──────── Dataset rows
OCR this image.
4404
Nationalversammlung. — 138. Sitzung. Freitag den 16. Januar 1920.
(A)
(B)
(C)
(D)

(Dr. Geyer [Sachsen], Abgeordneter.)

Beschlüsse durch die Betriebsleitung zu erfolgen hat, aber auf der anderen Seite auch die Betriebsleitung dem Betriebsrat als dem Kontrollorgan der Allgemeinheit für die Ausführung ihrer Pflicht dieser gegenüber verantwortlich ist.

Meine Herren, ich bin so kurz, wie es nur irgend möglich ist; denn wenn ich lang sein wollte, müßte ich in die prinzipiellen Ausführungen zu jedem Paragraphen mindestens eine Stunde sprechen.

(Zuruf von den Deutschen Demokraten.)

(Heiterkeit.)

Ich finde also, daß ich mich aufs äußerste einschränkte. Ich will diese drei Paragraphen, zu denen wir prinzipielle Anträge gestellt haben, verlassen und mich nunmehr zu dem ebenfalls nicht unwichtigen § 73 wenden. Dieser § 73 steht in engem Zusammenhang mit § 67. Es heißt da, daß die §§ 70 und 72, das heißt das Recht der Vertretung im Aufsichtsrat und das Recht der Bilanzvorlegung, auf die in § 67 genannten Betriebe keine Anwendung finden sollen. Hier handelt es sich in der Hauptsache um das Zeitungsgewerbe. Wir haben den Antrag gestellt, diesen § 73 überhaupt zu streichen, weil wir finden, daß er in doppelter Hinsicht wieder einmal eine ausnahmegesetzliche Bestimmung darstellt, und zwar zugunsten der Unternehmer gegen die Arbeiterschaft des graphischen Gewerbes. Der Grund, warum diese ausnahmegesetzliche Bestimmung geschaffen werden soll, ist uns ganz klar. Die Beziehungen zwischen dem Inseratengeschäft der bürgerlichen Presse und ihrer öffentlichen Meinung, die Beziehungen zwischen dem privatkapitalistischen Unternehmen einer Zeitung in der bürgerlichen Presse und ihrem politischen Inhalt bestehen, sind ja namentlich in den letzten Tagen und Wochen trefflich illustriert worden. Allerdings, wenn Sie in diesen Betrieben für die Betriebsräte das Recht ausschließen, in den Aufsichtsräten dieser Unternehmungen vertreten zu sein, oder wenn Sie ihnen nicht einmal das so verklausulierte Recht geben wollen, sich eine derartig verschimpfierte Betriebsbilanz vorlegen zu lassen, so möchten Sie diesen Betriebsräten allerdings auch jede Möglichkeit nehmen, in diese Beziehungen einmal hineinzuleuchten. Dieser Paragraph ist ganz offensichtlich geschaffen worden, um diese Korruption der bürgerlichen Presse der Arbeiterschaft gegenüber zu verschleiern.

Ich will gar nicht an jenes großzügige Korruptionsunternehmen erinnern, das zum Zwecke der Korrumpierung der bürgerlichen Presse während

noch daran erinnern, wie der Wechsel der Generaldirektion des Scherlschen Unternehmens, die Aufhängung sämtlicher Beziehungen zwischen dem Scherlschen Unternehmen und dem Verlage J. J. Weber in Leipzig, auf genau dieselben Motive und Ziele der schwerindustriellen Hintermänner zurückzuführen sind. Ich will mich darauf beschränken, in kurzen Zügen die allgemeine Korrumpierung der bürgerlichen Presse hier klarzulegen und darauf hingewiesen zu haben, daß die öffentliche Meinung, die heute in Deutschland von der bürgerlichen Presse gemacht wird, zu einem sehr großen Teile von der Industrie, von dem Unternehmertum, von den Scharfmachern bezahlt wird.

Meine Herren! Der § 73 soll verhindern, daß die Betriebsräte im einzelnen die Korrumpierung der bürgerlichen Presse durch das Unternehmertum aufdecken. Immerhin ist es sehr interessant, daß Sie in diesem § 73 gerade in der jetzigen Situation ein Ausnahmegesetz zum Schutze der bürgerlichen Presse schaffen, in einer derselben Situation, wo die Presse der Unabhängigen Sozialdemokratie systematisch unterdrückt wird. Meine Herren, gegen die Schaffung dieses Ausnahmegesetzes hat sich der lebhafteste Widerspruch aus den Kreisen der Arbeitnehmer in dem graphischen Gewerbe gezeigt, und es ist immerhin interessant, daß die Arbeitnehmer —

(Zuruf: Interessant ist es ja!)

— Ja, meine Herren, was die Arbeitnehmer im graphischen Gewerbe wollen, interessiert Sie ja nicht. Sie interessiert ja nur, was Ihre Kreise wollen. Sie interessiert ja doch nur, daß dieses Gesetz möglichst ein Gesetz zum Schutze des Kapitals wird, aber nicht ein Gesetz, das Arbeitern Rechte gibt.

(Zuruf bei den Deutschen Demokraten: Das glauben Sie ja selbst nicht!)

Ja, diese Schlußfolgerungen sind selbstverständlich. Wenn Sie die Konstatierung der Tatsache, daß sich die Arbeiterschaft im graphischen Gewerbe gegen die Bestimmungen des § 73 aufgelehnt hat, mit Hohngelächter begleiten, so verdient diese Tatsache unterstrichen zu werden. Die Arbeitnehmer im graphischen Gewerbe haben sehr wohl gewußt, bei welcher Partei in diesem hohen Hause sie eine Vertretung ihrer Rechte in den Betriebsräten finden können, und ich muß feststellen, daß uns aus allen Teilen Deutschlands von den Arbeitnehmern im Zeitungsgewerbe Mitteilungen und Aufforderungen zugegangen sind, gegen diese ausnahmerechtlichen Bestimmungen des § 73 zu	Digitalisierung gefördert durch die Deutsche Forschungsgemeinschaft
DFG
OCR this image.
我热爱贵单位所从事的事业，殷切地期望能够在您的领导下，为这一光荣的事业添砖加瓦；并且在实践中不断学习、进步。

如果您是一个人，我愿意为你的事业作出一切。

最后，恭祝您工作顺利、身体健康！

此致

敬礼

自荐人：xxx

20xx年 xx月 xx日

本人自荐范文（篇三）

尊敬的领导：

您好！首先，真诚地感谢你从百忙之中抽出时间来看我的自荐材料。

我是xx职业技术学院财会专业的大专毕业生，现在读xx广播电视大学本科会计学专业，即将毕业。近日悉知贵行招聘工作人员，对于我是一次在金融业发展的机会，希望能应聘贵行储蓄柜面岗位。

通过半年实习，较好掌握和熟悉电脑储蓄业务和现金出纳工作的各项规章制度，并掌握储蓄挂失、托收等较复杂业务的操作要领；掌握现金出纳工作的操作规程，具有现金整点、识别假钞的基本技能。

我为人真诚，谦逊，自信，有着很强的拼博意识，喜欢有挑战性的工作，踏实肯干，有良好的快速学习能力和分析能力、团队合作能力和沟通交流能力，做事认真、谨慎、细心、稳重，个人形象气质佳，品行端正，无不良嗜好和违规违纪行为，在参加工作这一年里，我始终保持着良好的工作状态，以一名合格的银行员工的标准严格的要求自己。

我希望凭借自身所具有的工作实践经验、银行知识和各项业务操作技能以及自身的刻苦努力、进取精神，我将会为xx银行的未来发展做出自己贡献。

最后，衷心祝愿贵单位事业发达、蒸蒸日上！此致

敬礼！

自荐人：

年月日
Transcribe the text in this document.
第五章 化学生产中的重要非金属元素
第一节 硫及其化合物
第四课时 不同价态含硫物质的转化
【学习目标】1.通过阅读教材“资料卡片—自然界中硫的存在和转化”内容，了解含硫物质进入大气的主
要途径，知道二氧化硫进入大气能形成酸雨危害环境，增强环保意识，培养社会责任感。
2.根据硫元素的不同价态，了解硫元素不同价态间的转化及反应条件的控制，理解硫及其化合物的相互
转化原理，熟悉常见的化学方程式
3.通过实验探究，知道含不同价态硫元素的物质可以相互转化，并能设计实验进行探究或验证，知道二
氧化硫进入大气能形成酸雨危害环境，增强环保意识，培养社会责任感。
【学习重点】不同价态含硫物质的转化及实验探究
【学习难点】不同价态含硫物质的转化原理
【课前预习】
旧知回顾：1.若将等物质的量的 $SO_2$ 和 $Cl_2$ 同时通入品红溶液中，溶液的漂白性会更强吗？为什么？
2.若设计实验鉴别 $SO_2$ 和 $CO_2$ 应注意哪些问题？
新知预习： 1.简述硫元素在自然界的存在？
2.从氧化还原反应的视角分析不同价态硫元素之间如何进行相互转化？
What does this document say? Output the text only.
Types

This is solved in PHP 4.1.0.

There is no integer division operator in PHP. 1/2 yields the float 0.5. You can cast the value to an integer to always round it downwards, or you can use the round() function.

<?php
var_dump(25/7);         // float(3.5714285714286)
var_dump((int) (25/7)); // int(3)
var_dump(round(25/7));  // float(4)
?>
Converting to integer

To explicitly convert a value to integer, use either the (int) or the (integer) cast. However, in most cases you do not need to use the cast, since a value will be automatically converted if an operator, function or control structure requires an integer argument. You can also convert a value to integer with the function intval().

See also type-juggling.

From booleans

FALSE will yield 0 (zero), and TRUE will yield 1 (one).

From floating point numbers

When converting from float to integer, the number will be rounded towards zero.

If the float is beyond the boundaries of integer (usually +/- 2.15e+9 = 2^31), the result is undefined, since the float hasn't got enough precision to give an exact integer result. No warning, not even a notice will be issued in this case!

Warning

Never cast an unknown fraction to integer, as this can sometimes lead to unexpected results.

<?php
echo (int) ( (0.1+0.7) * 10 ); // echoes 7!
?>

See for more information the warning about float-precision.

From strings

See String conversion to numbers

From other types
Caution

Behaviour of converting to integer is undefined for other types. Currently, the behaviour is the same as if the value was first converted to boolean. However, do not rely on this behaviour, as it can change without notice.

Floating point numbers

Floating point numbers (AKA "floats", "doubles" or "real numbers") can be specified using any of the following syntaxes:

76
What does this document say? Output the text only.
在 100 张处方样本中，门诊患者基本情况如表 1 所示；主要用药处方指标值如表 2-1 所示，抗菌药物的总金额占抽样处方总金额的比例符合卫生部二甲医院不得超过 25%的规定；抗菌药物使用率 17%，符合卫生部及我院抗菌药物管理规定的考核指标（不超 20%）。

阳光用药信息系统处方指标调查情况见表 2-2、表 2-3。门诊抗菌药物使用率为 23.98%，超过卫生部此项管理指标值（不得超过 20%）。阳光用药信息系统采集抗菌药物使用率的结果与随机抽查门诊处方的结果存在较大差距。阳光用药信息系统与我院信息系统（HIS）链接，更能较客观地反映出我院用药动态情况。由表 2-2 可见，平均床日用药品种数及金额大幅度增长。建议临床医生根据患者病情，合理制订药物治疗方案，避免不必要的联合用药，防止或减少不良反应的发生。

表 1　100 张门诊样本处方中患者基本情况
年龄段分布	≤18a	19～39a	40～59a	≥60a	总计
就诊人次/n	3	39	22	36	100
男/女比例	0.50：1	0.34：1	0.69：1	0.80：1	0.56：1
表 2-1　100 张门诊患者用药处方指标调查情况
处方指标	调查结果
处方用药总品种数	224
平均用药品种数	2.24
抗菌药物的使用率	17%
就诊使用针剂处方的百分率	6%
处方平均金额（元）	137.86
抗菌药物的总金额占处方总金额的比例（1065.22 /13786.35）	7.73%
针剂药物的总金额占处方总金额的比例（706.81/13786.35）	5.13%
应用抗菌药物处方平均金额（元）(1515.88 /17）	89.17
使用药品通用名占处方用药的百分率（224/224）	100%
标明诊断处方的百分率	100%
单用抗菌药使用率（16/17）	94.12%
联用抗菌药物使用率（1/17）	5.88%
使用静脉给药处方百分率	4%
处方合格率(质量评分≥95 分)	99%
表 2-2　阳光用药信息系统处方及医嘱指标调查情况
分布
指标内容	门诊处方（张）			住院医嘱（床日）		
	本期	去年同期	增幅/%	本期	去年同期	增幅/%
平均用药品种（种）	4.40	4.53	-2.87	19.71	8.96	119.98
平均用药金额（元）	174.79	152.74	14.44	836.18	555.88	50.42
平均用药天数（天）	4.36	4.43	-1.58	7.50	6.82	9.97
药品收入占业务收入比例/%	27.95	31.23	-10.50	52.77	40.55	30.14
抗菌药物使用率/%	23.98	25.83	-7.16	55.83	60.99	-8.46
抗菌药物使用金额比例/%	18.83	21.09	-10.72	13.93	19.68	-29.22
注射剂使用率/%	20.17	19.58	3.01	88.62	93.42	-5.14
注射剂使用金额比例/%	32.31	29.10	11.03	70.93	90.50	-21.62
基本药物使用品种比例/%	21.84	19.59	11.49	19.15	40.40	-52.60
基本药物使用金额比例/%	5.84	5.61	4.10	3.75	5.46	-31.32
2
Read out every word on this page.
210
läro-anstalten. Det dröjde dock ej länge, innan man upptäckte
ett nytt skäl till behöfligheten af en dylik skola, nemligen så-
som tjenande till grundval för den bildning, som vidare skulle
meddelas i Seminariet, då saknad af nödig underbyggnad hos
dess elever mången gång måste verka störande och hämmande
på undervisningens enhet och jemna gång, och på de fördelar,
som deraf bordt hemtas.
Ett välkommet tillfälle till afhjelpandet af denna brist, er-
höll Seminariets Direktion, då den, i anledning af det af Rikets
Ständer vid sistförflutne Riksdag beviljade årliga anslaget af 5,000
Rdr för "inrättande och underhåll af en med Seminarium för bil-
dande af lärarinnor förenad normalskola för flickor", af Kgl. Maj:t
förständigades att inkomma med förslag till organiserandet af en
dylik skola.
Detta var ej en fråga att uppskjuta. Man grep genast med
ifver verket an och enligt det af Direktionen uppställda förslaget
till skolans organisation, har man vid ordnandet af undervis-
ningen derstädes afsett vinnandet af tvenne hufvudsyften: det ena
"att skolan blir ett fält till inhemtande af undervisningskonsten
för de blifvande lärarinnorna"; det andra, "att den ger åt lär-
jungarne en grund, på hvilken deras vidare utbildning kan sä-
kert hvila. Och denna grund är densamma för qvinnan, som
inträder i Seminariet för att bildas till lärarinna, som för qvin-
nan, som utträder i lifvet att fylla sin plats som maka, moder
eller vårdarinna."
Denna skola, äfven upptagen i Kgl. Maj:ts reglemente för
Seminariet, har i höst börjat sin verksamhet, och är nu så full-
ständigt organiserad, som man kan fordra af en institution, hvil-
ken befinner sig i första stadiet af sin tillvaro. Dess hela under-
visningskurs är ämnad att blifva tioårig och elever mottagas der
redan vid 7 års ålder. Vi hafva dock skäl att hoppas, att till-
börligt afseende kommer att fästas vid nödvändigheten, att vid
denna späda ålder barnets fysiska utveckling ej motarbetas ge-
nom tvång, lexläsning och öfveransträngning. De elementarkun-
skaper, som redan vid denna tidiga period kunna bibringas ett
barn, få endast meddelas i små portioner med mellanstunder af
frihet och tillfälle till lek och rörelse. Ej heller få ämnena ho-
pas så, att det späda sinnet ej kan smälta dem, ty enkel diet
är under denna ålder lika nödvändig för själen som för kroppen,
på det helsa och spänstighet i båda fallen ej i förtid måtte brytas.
────────────────
Your goal –
Extract lines where the string "elever" occurs.

Complete answer –
dess elever mången gång måste verka störande och hämmande
visningskurs är ämnad att blifva tioårig och elever mottagas der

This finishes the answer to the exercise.